Designing Search for Blogs (Beyond LIKE Queries)

So your blog is growing, and users are asking for a search feature. Your first instinct might be to throw together a quick SQL query with a LIKE operator and call it a day. I mean, how hard can search be, right?

Well, turns out pretty hard if you want it to actually work well. Let's talk about why that simple LIKE '%keyword%' approach is going to cause you headaches, and what you should do instead.

Why LIKE Queries Will Let You Down

Let's start with the obvious problem. When you write something like:

SELECT * FROM posts 
WHERE title LIKE '%nodejs%' OR content LIKE '%nodejs%';

You're basically telling your database to scan every single row in your table. No indexes can help you here because the % wildcard at the beginning makes it impossible for the database to use its index efficiently. With a few hundred posts? Sure, it might be fast enough. But once you hit thousands of posts, your search will start crawling.

But speed isn't even the worst part. Here are the real problems:

Case sensitivity issues. Depending on your database, LIKE might be case-sensitive, so "NodeJS" won't match "nodejs". You could use ILIKE in PostgreSQL or LOWER() functions, but that's just adding more overhead.

No relevance ranking. When someone searches for "react hooks tutorial", which result should come first? The post titled "React Hooks Tutorial" or the one that mentions "react" and "hooks" buried somewhere in the content? LIKE can't tell you. It's either a match or it isn't.

No fuzzy matching. If someone types "javscript" (notice the typo), they get zero results instead of JavaScript posts. Not great for user experience.

Phrase matching problems. Searching for "node package manager" won't find posts that say "package manager for Node" because the words aren't in that exact order.

What Actually Makes Search Work

Before we jump into solutions, let's understand what makes search feel good to users.

* TASK DETAILS *
Copy out the entire article on designing blog search, word for word. The rows that follow are not needed for this.

* SUPPLIED MATERIAL *
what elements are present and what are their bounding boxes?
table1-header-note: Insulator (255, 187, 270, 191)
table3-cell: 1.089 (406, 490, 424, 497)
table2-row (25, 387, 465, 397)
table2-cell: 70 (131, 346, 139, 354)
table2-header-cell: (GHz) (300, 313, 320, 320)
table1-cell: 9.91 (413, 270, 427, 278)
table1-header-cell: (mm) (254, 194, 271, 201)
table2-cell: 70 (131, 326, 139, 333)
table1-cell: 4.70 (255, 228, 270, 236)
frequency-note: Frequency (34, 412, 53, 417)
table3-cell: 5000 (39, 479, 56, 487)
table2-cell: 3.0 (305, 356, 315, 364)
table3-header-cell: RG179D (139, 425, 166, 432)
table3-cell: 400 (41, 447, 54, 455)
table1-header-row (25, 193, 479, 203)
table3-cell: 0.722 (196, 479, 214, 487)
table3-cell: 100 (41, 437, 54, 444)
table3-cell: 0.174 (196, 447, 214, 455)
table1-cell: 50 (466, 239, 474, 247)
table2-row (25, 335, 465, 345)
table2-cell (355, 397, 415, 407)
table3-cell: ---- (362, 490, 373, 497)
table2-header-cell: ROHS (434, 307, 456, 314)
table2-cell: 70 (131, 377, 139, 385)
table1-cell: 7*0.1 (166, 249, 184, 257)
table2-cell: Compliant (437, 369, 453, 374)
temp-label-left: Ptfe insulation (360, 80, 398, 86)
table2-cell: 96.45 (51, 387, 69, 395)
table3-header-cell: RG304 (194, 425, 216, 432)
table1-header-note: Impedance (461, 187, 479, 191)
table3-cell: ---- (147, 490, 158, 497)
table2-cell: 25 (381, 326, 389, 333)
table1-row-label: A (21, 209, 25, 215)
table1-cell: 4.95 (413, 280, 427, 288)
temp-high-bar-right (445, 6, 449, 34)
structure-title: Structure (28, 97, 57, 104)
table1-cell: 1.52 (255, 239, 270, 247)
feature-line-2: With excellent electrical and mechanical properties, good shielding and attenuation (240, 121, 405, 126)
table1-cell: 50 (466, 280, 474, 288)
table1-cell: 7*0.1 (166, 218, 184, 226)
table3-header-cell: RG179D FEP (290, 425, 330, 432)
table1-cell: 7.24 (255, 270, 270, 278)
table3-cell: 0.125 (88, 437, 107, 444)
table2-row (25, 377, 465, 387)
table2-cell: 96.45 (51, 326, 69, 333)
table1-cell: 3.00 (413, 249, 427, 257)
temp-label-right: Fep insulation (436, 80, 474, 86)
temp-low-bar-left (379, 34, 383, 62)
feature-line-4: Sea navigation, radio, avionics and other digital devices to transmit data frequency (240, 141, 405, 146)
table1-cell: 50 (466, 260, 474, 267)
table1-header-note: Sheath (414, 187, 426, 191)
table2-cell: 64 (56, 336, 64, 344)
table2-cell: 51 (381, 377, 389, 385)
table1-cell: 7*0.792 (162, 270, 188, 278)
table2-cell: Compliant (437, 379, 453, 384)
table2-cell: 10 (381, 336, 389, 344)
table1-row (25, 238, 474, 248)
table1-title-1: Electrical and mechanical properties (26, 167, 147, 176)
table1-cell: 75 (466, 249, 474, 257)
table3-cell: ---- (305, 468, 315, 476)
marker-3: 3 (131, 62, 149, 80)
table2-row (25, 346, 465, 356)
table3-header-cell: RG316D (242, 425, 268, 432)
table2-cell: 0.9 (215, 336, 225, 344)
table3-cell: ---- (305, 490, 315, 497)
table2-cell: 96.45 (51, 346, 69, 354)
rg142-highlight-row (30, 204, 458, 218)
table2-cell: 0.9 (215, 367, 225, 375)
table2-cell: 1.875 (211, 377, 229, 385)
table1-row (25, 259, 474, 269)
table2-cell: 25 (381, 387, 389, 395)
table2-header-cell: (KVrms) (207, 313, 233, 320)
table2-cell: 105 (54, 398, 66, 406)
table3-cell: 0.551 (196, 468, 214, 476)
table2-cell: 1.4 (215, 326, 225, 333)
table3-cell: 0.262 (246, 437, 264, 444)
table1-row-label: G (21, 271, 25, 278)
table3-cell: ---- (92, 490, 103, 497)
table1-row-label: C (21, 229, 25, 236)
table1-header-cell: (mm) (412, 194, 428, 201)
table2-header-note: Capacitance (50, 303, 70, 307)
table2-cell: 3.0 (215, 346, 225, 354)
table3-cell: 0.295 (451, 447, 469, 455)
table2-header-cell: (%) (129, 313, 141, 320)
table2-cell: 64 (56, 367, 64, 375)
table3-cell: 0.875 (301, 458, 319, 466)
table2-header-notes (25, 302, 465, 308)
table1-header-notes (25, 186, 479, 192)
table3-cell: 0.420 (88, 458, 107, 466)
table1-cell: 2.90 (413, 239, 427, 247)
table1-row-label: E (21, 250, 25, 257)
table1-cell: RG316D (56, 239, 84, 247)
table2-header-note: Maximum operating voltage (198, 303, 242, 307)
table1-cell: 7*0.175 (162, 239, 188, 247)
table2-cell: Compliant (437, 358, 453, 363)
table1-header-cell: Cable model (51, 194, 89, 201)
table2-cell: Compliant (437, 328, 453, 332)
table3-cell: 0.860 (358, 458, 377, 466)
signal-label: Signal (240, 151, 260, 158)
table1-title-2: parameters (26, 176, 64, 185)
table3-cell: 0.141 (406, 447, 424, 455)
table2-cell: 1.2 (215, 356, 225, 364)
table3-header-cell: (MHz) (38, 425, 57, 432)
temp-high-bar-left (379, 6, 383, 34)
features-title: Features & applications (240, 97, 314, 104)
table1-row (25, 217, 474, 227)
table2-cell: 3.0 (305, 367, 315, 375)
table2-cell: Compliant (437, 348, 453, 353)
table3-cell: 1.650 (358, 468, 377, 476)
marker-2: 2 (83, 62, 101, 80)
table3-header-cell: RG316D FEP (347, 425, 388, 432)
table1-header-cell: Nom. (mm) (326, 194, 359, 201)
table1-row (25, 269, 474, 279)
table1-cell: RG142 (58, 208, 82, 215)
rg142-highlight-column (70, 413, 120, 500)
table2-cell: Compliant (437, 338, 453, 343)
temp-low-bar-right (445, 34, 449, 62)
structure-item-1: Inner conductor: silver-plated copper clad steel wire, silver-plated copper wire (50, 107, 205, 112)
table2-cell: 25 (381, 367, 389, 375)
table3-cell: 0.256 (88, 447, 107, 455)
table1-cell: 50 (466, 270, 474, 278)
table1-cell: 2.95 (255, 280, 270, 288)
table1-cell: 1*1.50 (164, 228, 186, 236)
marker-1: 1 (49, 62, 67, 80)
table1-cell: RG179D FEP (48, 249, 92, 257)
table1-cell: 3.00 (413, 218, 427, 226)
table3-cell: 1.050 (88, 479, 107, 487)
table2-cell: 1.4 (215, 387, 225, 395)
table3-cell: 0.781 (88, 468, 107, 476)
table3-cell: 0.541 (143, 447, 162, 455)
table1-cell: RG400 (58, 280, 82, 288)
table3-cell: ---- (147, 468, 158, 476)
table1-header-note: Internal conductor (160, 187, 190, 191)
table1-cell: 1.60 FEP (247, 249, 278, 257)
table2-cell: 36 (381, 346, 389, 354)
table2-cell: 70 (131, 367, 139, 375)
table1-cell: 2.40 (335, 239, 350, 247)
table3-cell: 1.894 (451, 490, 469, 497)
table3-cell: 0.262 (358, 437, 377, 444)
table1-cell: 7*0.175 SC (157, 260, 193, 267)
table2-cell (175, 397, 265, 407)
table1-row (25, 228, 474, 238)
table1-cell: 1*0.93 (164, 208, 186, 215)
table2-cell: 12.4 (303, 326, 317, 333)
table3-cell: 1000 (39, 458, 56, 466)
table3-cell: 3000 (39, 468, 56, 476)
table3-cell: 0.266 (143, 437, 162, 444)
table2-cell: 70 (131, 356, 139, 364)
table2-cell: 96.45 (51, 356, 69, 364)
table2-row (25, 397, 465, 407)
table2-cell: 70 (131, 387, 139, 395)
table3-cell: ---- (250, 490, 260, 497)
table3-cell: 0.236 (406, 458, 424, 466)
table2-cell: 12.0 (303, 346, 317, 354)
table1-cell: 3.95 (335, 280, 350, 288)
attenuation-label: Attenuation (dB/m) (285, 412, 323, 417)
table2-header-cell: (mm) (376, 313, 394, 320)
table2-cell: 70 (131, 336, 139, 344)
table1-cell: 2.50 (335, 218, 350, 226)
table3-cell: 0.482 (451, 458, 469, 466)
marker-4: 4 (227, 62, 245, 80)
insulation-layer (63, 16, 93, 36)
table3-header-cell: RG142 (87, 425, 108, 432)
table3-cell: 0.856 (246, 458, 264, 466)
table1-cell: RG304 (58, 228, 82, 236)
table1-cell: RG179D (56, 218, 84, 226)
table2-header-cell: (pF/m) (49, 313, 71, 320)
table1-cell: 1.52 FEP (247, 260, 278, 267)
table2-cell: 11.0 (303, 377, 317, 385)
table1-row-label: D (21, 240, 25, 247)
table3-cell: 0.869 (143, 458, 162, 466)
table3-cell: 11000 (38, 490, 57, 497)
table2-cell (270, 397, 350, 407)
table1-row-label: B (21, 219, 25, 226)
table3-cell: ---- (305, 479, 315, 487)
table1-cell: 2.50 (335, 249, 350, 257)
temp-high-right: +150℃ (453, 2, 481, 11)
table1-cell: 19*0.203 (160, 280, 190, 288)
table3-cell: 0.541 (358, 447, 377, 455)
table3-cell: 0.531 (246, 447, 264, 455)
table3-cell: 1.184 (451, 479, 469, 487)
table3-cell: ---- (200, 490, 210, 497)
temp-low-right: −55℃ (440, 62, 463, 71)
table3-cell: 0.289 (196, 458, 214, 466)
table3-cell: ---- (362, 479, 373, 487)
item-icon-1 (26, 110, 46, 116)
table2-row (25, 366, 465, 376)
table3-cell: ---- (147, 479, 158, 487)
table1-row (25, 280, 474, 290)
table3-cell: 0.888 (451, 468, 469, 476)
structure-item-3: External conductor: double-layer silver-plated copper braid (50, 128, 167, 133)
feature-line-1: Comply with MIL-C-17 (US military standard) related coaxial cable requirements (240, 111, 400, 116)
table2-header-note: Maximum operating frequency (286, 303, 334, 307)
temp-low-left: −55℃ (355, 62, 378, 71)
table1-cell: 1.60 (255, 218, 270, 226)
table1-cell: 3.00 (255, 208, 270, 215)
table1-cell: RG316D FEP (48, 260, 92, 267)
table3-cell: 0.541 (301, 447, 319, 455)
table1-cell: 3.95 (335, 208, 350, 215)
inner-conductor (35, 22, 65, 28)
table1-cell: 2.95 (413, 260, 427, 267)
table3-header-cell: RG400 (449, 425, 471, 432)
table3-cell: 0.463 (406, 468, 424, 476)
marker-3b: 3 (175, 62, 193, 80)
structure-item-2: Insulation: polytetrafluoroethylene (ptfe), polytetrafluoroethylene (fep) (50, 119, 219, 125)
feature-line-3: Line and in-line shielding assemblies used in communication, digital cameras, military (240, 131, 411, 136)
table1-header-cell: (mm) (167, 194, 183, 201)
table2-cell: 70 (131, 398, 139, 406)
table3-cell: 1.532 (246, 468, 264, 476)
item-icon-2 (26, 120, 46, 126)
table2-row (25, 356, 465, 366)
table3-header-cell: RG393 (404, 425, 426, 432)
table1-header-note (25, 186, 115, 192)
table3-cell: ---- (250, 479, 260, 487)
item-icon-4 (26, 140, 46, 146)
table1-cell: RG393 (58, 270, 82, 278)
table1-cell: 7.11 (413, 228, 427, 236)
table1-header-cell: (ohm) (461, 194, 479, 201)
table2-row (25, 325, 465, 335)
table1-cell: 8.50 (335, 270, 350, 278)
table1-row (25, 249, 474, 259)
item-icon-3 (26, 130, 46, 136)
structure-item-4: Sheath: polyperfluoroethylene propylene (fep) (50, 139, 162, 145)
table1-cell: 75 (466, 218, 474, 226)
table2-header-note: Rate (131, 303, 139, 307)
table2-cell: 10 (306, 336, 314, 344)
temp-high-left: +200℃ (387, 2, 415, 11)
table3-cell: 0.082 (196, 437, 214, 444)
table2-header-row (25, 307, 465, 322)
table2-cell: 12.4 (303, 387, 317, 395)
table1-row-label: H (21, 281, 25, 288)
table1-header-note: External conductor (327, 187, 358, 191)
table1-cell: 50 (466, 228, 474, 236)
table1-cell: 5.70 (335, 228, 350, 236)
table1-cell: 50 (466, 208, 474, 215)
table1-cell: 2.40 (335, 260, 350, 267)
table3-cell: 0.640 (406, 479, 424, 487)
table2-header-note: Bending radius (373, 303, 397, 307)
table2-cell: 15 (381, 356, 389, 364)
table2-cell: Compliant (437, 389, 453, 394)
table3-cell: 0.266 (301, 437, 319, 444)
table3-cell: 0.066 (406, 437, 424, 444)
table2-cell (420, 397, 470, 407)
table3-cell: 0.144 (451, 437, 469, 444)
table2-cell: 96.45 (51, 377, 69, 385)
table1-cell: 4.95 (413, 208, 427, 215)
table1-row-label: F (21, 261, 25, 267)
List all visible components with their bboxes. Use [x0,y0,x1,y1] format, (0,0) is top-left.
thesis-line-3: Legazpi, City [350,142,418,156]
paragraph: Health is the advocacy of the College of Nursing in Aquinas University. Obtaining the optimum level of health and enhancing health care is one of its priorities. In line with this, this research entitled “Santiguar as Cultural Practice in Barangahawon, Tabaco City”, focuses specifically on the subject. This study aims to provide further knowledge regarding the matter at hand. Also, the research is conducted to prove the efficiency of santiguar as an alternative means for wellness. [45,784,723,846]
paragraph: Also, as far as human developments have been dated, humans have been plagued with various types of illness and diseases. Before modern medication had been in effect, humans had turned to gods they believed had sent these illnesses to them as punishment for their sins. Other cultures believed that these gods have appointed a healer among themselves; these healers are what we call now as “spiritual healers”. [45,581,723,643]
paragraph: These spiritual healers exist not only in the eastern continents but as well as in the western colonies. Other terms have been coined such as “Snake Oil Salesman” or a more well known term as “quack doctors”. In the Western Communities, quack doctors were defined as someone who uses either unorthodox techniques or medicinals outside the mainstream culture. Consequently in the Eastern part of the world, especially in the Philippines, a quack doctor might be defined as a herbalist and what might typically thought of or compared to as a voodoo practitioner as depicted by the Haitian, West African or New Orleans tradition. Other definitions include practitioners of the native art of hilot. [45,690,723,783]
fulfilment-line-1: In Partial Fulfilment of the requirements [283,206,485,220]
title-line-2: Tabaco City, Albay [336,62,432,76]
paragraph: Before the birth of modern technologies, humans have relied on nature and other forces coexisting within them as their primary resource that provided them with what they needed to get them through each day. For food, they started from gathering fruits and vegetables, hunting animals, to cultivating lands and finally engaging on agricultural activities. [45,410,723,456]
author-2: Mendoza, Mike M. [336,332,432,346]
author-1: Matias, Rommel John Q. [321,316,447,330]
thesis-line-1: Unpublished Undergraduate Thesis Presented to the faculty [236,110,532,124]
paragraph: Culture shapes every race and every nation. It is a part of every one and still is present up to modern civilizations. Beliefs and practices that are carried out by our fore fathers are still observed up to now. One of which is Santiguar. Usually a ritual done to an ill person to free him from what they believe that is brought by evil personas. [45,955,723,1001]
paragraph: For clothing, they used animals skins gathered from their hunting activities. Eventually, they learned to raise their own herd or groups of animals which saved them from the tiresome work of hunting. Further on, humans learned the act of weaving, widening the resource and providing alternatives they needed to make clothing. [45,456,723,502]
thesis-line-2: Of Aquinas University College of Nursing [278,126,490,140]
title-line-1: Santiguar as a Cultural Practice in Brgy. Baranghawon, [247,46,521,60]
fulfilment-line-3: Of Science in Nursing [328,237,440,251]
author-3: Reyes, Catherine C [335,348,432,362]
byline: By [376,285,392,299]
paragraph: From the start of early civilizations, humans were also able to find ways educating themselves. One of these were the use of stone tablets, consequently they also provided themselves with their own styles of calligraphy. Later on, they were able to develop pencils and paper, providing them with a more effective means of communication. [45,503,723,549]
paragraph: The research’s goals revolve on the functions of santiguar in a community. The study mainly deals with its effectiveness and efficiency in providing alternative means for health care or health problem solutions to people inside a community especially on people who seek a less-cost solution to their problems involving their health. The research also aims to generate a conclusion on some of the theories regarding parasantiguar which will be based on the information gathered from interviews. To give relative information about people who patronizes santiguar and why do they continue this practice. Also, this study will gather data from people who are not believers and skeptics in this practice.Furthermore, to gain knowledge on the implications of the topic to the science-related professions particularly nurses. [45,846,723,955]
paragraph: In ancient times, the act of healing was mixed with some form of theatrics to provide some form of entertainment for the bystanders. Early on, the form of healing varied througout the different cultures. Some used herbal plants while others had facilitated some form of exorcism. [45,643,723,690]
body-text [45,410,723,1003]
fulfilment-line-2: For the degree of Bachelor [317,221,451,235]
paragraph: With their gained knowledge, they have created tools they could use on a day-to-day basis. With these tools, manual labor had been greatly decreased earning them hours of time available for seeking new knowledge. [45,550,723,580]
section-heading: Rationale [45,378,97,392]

* CORRECT ANSWER *
Designing Search for Blogs (Beyond LIKE Queries)

So your blog is growing, and users are asking for a search feature. Your first instinct might be to throw together a quick SQL query with a LIKE operator and call it a day. I mean, how hard can search be, right?

Well, turns out pretty hard if you want it to actually work well. Let's talk about why that simple LIKE '%keyword%' approach is going to cause you headaches, and what you should do instead.

Why LIKE Queries Will Let You Down

Let's start with the obvious problem. When you write something like:

SELECT * FROM posts 
WHERE title LIKE '%nodejs%' OR content LIKE '%nodejs%';

You're basically telling your database to scan every single row in your table. No indexes can help you here because the % wildcard at the beginning makes it impossible for the database to use its index efficiently. With a few hundred posts? Sure, it might be fast enough. But once you hit thousands of posts, your search will start crawling.

But speed isn't even the worst part. Here are the real problems:

Case sensitivity issues. Depending on your database, LIKE might be case-sensitive, so "NodeJS" won't match "nodejs". You could use ILIKE in PostgreSQL or LOWER() functions, but that's just adding more overhead.

No relevance ranking. When someone searches for "react hooks tutorial", which result should come first? The post titled "React Hooks Tutorial" or the one that mentions "react" and "hooks" buried somewhere in the content? LIKE can't tell you. It's either a match or it isn't.

No fuzzy matching. If someone types "javscript" (notice the typo), they get zero results instead of JavaScript posts. Not great for user experience.

Phrase matching problems. Searching for "node package manager" won't find posts that say "package manager for Node" because the words aren't in that exact order.

What Actually Makes Search Work

Before we jump into solutions, let's understand what makes search feel good to users.